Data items
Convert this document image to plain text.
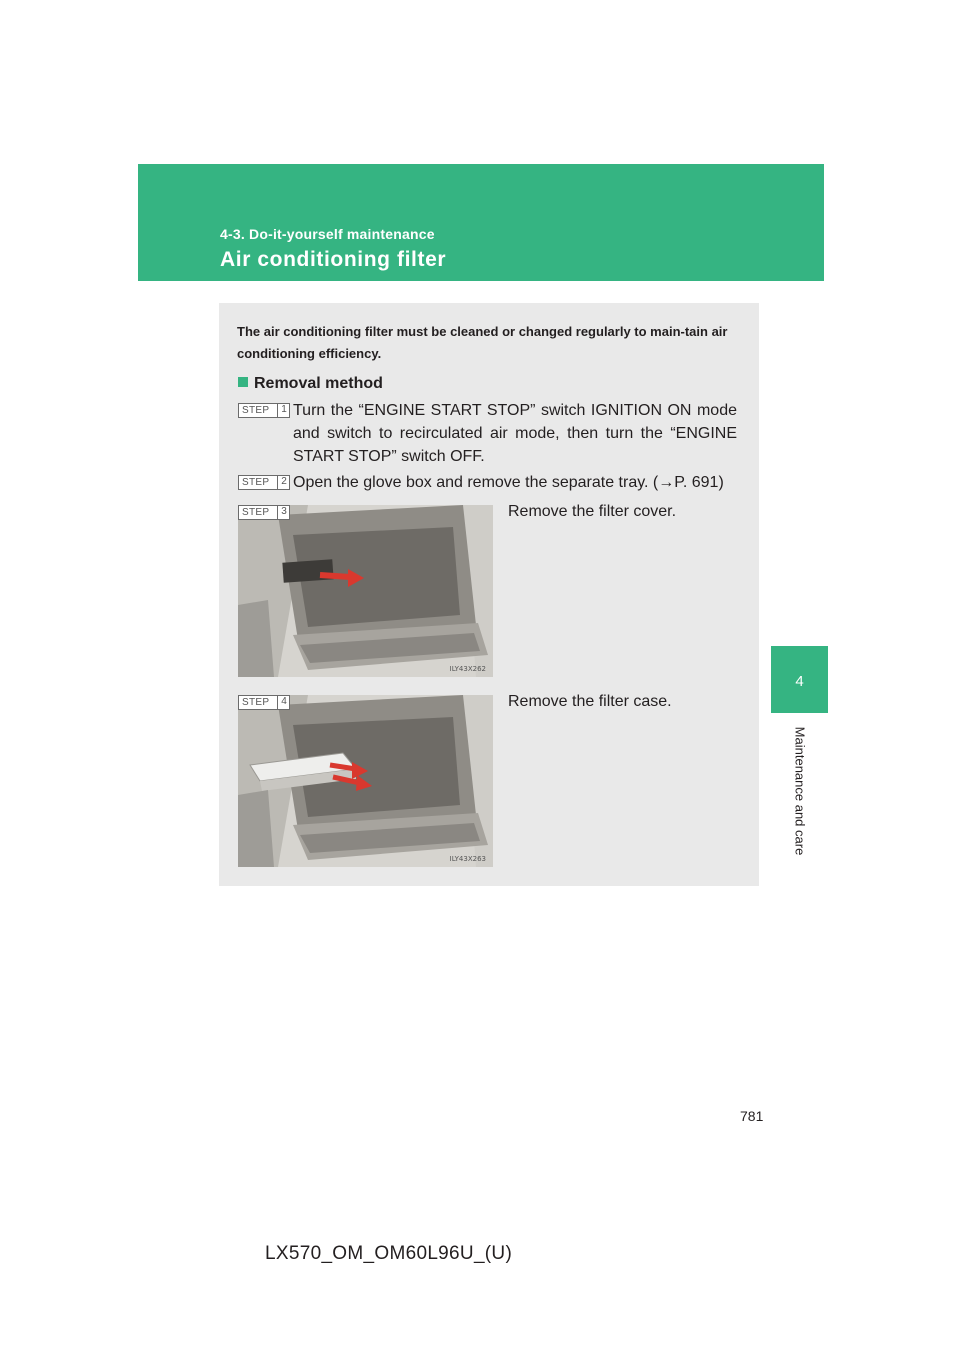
4-3. Do-it-yourself maintenance
Air conditioning filter
4
Maintenance and care
The air conditioning filter must be cleaned or changed regularly to main-tain air conditioning efficiency.
Removal method
STEP	1 Turn the “ENGINE START STOP” switch IGNITION ON mode and switch to recirculated air mode, then turn the “ENGINE START STOP” switch OFF.
STEP	2 Open the glove box and remove the separate tray. (→P. 691)
STEP	3
ILY43X262
Remove the filter cover.
STEP	4
ILY43X263
Remove the filter case.
781
LX570_OM_OM60L96U_(U)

▶ **WORK TO DO**
Without including any pictures, output all the entries above exactly.

▶ **TASK RESULT**
Convert this document image to plain text.
4-3. Do-it-yourself maintenance
Air conditioning filter
4
Maintenance and care
The air conditioning filter must be cleaned or changed regularly to main-tain air conditioning efficiency.
Removal method
STEP	1 Turn the “ENGINE START STOP” switch IGNITION ON mode and switch to recirculated air mode, then turn the “ENGINE START STOP” switch OFF.
STEP	2 Open the glove box and remove the separate tray. (→P. 691)
STEP	3
ILY43X262
Remove the filter cover.
STEP	4
ILY43X263
Remove the filter case.
781
LX570_OM_OM60L96U_(U)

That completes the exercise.